SET EXERCISE: Identify each line in the records below that contains the word "FABIAN", and copy it.

DATA SHOWN:
+ + + + + + +

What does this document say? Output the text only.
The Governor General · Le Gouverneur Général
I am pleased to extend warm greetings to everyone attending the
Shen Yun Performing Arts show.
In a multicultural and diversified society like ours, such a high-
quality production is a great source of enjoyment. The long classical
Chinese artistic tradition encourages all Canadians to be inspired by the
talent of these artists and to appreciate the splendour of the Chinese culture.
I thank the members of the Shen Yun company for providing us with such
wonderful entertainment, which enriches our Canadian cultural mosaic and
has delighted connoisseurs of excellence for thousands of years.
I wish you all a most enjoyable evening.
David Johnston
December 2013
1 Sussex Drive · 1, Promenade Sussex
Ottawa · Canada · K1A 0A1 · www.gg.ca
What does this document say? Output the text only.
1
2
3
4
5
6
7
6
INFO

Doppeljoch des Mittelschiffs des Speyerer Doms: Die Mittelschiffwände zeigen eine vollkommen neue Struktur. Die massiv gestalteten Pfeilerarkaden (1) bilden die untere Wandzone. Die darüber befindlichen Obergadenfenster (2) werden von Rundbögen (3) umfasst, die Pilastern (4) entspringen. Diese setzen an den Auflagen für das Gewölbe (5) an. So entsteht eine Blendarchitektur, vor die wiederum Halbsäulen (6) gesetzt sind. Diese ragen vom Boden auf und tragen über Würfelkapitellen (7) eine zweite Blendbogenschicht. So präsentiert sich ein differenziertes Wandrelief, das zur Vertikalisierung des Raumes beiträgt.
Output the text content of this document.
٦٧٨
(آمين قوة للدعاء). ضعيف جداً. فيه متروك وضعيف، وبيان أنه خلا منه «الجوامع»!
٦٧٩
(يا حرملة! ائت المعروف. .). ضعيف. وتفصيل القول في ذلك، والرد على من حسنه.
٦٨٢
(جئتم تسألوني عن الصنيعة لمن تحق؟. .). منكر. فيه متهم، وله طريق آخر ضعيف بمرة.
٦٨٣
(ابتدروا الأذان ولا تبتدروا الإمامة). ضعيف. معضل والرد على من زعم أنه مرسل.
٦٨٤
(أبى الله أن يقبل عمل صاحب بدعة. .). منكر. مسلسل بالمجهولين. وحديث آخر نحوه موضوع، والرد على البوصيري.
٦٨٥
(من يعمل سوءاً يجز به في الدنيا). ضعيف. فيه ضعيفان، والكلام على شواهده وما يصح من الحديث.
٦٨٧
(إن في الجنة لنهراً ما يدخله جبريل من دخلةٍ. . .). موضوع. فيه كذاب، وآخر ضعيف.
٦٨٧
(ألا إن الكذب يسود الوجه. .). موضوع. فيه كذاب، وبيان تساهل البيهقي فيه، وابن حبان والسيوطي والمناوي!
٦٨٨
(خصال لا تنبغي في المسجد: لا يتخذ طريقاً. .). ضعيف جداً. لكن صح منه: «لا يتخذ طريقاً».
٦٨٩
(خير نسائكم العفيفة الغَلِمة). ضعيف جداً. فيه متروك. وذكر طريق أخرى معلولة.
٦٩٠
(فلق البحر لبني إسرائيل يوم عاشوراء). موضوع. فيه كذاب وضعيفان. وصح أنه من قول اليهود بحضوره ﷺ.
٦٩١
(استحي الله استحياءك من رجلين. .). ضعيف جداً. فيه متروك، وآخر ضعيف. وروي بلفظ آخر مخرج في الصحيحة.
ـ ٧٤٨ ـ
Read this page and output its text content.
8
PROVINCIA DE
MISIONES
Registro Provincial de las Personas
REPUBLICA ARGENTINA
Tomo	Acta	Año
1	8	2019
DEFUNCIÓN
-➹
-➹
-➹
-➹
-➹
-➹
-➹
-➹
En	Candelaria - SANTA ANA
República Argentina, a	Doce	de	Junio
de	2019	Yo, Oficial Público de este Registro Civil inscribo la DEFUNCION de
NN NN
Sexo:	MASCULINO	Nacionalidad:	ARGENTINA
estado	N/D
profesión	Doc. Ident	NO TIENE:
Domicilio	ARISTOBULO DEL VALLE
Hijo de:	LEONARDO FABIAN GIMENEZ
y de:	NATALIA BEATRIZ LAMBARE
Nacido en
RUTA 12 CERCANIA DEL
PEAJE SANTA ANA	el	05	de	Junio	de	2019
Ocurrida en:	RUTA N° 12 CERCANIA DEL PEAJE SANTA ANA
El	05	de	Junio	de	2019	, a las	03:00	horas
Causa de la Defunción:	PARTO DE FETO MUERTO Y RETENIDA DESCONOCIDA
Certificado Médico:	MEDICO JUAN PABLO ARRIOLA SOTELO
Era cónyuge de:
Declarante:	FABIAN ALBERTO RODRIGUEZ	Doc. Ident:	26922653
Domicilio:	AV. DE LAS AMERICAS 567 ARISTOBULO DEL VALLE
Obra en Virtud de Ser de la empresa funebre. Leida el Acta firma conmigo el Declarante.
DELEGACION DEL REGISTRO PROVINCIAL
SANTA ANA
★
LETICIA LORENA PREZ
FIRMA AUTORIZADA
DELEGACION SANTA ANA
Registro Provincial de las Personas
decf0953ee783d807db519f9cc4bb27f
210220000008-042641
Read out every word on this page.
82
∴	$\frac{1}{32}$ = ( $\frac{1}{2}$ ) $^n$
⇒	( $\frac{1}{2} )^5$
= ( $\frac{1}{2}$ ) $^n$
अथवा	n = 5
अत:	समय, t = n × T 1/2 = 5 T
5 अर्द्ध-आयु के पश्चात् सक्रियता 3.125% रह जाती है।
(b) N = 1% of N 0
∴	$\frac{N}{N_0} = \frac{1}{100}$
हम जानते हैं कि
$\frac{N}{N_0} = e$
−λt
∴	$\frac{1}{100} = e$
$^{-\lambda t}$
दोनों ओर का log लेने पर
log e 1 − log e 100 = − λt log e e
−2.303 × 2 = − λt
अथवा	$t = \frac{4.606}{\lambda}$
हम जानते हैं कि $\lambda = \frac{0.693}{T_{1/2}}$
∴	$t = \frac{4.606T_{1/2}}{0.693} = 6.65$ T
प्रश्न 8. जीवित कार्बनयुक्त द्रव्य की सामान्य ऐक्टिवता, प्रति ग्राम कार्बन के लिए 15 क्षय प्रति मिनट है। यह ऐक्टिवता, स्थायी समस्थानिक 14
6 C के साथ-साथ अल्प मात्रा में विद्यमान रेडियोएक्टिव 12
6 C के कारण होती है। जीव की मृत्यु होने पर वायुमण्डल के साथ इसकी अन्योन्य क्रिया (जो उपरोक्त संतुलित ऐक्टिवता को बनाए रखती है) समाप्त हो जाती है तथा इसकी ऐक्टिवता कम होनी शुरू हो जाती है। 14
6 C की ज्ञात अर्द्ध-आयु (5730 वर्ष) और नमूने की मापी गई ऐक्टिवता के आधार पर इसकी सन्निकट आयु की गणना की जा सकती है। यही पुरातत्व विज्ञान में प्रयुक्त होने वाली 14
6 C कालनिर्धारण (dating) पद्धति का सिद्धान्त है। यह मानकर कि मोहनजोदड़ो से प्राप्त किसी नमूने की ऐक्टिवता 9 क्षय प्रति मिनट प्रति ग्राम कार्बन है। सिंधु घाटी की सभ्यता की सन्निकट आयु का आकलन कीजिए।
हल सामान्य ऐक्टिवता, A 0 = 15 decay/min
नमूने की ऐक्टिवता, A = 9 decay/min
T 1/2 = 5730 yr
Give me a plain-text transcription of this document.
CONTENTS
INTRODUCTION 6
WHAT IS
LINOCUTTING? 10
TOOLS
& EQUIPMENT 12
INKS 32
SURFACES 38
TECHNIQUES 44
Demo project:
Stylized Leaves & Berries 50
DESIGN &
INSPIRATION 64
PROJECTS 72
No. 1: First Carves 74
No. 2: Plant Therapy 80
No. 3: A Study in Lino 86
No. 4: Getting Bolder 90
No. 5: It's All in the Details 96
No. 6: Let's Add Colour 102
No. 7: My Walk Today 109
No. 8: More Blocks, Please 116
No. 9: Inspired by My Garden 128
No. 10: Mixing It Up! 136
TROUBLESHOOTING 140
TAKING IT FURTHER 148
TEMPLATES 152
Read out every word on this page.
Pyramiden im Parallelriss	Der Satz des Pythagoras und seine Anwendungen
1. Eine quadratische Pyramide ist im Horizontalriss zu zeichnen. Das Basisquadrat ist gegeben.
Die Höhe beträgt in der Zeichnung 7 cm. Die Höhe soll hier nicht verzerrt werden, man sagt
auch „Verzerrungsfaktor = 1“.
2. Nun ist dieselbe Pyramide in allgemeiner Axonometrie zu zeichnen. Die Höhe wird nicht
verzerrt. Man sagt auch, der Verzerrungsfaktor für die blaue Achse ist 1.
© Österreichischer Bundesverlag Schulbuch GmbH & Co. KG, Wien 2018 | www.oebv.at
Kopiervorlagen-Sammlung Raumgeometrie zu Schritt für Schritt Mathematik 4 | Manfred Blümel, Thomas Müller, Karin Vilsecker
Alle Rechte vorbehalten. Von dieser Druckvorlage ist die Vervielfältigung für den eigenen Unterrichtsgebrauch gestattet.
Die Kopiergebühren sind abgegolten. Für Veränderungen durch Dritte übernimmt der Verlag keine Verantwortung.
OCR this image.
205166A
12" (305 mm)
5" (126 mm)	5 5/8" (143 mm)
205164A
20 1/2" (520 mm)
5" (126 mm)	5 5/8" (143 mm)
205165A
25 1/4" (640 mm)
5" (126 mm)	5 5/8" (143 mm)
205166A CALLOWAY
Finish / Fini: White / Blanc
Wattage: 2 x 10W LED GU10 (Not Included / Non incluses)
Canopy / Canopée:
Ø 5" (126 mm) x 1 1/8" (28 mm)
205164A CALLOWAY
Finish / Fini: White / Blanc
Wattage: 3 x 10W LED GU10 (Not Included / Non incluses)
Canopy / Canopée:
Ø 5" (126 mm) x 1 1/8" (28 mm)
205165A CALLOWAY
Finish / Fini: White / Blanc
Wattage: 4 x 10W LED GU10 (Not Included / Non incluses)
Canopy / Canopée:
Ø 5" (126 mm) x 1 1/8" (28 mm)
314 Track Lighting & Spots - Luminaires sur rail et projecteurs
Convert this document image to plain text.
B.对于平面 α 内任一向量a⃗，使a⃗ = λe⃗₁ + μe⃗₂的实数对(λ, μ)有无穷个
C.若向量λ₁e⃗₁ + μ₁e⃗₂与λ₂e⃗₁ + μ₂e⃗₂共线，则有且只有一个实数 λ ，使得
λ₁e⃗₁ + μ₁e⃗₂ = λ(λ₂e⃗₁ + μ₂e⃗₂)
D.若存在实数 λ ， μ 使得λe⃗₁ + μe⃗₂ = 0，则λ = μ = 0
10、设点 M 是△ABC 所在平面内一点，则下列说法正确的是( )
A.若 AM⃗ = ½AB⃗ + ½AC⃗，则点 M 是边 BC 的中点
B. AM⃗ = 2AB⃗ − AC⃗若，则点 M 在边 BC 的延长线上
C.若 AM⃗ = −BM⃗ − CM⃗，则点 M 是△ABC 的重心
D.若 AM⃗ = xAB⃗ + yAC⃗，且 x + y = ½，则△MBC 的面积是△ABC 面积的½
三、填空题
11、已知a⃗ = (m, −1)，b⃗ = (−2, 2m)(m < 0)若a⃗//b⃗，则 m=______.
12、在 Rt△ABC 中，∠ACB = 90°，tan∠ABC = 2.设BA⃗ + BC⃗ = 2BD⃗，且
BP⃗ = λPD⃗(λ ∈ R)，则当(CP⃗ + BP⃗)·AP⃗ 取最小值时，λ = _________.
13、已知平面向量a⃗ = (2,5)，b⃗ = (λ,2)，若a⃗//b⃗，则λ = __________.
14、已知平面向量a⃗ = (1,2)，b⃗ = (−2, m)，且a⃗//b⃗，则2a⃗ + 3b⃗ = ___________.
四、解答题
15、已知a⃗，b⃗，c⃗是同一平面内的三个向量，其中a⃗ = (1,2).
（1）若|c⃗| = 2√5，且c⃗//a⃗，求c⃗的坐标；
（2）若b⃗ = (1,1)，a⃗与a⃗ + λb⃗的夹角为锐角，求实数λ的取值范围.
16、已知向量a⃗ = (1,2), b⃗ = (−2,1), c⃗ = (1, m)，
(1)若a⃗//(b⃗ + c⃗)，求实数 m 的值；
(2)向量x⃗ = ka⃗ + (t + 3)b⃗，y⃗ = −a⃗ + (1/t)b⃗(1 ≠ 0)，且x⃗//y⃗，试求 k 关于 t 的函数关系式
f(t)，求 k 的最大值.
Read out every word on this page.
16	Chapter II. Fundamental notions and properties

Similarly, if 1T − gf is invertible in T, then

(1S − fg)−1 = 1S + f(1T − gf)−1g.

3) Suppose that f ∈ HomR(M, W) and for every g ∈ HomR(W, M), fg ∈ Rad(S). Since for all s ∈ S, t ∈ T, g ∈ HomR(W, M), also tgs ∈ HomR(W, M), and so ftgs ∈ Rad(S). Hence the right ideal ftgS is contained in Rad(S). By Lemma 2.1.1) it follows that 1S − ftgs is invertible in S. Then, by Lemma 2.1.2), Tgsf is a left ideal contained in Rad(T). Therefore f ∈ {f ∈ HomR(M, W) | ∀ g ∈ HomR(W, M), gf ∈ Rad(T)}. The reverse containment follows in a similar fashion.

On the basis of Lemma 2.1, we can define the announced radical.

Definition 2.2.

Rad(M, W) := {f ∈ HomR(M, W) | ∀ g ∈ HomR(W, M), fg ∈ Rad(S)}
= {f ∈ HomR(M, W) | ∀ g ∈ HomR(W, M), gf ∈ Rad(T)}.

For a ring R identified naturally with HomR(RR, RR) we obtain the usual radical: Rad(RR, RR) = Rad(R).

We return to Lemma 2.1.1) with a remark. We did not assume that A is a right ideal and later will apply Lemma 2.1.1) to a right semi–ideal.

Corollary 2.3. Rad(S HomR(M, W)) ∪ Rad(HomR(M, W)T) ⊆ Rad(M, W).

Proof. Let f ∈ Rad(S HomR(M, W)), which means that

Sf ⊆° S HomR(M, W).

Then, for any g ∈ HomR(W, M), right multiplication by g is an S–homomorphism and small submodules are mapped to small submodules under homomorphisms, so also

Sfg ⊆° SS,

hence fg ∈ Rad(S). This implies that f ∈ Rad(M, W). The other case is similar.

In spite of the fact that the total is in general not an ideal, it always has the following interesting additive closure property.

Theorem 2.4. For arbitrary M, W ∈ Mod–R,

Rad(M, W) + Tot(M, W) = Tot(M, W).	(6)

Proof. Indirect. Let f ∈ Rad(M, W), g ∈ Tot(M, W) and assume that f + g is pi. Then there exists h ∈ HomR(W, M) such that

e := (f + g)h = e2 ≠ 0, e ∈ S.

+ + + + + + +

EXERCISE SOLUTION:
Hijo de:	LEONARDO FABIAN GIMENEZ
Declarante:	FABIAN ALBERTO RODRIGUEZ	Doc. Ident:	26922653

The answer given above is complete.